• **Your instructions**
Reproduce every entry exactly, without alteration.

[Stored records]
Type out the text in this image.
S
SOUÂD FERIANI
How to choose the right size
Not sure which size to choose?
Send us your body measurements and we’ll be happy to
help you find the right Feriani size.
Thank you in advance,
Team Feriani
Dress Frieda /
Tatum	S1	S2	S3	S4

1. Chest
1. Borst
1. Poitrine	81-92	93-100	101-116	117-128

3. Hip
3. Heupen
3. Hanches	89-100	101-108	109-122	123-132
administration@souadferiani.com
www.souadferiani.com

• **Result of this exercise**
Type out the text in this image.
S
SOUÂD FERIANI
How to choose the right size
Not sure which size to choose?
Send us your body measurements and we’ll be happy to
help you find the right Feriani size.
Thank you in advance,
Team Feriani
Dress Frieda /
Tatum	S1	S2	S3	S4

1. Chest
1. Borst
1. Poitrine	81-92	93-100	101-116	117-128

3. Hip
3. Heupen
3. Hanches	89-100	101-108	109-122	123-132
administration@souadferiani.com
www.souadferiani.com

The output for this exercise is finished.